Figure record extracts
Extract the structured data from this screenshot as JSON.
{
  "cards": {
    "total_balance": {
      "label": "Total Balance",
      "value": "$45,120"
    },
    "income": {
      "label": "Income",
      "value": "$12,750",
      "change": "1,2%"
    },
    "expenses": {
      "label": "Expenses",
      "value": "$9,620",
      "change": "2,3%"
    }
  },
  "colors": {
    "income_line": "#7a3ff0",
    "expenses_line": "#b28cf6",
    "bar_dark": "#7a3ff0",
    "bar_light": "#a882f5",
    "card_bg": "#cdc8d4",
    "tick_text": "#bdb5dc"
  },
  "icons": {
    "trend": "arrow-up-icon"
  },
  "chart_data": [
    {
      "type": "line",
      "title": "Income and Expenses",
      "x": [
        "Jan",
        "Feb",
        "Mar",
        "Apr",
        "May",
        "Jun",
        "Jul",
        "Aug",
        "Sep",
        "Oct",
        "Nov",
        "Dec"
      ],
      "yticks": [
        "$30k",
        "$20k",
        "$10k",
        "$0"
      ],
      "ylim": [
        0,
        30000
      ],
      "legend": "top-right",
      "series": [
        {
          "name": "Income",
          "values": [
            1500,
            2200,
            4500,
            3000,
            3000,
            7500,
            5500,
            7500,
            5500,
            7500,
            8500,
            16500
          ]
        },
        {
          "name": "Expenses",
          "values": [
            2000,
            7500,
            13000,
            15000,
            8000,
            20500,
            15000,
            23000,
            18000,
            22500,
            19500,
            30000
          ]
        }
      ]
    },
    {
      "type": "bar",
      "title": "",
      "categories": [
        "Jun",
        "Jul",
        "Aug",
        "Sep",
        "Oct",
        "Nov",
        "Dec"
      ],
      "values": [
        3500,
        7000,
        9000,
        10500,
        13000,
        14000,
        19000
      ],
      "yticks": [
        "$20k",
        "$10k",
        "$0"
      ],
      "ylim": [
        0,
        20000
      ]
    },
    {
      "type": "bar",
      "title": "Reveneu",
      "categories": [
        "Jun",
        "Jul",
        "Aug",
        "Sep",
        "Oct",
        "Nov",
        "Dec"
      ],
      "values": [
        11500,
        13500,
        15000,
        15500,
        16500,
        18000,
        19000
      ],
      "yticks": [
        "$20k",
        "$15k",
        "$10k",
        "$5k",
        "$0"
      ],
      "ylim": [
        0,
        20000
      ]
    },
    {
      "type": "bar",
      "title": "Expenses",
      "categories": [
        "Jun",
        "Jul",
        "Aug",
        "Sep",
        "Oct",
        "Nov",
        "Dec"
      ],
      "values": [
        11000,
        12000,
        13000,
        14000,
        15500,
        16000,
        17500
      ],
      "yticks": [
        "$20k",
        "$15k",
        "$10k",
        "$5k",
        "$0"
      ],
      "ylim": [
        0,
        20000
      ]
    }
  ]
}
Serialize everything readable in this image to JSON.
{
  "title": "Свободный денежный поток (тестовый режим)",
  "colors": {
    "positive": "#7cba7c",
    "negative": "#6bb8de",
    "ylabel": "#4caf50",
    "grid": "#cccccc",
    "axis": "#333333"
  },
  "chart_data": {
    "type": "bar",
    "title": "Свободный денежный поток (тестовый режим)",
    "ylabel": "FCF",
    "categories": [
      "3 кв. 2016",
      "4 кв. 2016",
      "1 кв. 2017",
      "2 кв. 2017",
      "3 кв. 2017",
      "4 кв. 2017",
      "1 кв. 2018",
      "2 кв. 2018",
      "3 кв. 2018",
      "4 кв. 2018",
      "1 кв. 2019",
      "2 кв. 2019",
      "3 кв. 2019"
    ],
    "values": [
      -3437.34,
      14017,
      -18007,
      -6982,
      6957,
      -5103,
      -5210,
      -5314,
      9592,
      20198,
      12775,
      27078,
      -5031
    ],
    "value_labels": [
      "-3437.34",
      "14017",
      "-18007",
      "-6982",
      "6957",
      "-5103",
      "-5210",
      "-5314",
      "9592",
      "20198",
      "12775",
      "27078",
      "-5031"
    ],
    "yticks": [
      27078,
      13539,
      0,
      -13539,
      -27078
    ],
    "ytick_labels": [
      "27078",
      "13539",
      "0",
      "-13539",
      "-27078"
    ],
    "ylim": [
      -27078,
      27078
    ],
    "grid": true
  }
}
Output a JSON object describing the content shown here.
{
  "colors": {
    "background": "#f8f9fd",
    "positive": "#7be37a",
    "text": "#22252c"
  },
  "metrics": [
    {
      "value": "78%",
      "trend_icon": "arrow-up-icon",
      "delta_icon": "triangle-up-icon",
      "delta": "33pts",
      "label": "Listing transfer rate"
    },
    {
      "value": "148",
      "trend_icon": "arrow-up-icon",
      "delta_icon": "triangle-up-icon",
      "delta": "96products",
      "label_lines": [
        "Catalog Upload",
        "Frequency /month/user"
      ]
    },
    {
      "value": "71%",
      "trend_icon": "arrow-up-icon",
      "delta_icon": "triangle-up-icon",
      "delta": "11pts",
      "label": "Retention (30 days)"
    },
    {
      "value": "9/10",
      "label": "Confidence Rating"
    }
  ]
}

- Request: Give a word-for-word copy of the records.

- Exercise result:
Extract the structured data from this screenshot as JSON.
{
  "cards": {
    "total_balance": {
      "label": "Total Balance",
      "value": "$45,120"
    },
    "income": {
      "label": "Income",
      "value": "$12,750",
      "change": "1,2%"
    },
    "expenses": {
      "label": "Expenses",
      "value": "$9,620",
      "change": "2,3%"
    }
  },
  "colors": {
    "income_line": "#7a3ff0",
    "expenses_line": "#b28cf6",
    "bar_dark": "#7a3ff0",
    "bar_light": "#a882f5",
    "card_bg": "#cdc8d4",
    "tick_text": "#bdb5dc"
  },
  "icons": {
    "trend": "arrow-up-icon"
  },
  "chart_data": [
    {
      "type": "line",
      "title": "Income and Expenses",
      "x": [
        "Jan",
        "Feb",
        "Mar",
        "Apr",
        "May",
        "Jun",
        "Jul",
        "Aug",
        "Sep",
        "Oct",
        "Nov",
        "Dec"
      ],
      "yticks": [
        "$30k",
        "$20k",
        "$10k",
        "$0"
      ],
      "ylim": [
        0,
        30000
      ],
      "legend": "top-right",
      "series": [
        {
          "name": "Income",
          "values": [
            1500,
            2200,
            4500,
            3000,
            3000,
            7500,
            5500,
            7500,
            5500,
            7500,
            8500,
            16500
          ]
        },
        {
          "name": "Expenses",
          "values": [
            2000,
            7500,
            13000,
            15000,
            8000,
            20500,
            15000,
            23000,
            18000,
            22500,
            19500,
            30000
          ]
        }
      ]
    },
    {
      "type": "bar",
      "title": "",
      "categories": [
        "Jun",
        "Jul",
        "Aug",
        "Sep",
        "Oct",
        "Nov",
        "Dec"
      ],
      "values": [
        3500,
        7000,
        9000,
        10500,
        13000,
        14000,
        19000
      ],
      "yticks": [
        "$20k",
        "$10k",
        "$0"
      ],
      "ylim": [
        0,
        20000
      ]
    },
    {
      "type": "bar",
      "title": "Reveneu",
      "categories": [
        "Jun",
        "Jul",
        "Aug",
        "Sep",
        "Oct",
        "Nov",
        "Dec"
      ],
      "values": [
        11500,
        13500,
        15000,
        15500,
        16500,
        18000,
        19000
      ],
      "yticks": [
        "$20k",
        "$15k",
        "$10k",
        "$5k",
        "$0"
      ],
      "ylim": [
        0,
        20000
      ]
    },
    {
      "type": "bar",
      "title": "Expenses",
      "categories": [
        "Jun",
        "Jul",
        "Aug",
        "Sep",
        "Oct",
        "Nov",
        "Dec"
      ],
      "values": [
        11000,
        12000,
        13000,
        14000,
        15500,
        16000,
        17500
      ],
      "yticks": [
        "$20k",
        "$15k",
        "$10k",
        "$5k",
        "$0"
      ],
      "ylim": [
        0,
        20000
      ]
    }
  ]
}
Serialize everything readable in this image to JSON.
{
  "title": "Свободный денежный поток (тестовый режим)",
  "colors": {
    "positive": "#7cba7c",
    "negative": "#6bb8de",
    "ylabel": "#4caf50",
    "grid": "#cccccc",
    "axis": "#333333"
  },
  "chart_data": {
    "type": "bar",
    "title": "Свободный денежный поток (тестовый режим)",
    "ylabel": "FCF",
    "categories": [
      "3 кв. 2016",
      "4 кв. 2016",
      "1 кв. 2017",
      "2 кв. 2017",
      "3 кв. 2017",
      "4 кв. 2017",
      "1 кв. 2018",
      "2 кв. 2018",
      "3 кв. 2018",
      "4 кв. 2018",
      "1 кв. 2019",
      "2 кв. 2019",
      "3 кв. 2019"
    ],
    "values": [
      -3437.34,
      14017,
      -18007,
      -6982,
      6957,
      -5103,
      -5210,
      -5314,
      9592,
      20198,
      12775,
      27078,
      -5031
    ],
    "value_labels": [
      "-3437.34",
      "14017",
      "-18007",
      "-6982",
      "6957",
      "-5103",
      "-5210",
      "-5314",
      "9592",
      "20198",
      "12775",
      "27078",
      "-5031"
    ],
    "yticks": [
      27078,
      13539,
      0,
      -13539,
      -27078
    ],
    "ytick_labels": [
      "27078",
      "13539",
      "0",
      "-13539",
      "-27078"
    ],
    "ylim": [
      -27078,
      27078
    ],
    "grid": true
  }
}
Output a JSON object describing the content shown here.
{
  "colors": {
    "background": "#f8f9fd",
    "positive": "#7be37a",
    "text": "#22252c"
  },
  "metrics": [
    {
      "value": "78%",
      "trend_icon": "arrow-up-icon",
      "delta_icon": "triangle-up-icon",
      "delta": "33pts",
      "label": "Listing transfer rate"
    },
    {
      "value": "148",
      "trend_icon": "arrow-up-icon",
      "delta_icon": "triangle-up-icon",
      "delta": "96products",
      "label_lines": [
        "Catalog Upload",
        "Frequency /month/user"
      ]
    },
    {
      "value": "71%",
      "trend_icon": "arrow-up-icon",
      "delta_icon": "triangle-up-icon",
      "delta": "11pts",
      "label": "Retention (30 days)"
    },
    {
      "value": "9/10",
      "label": "Confidence Rating"
    }
  ]
}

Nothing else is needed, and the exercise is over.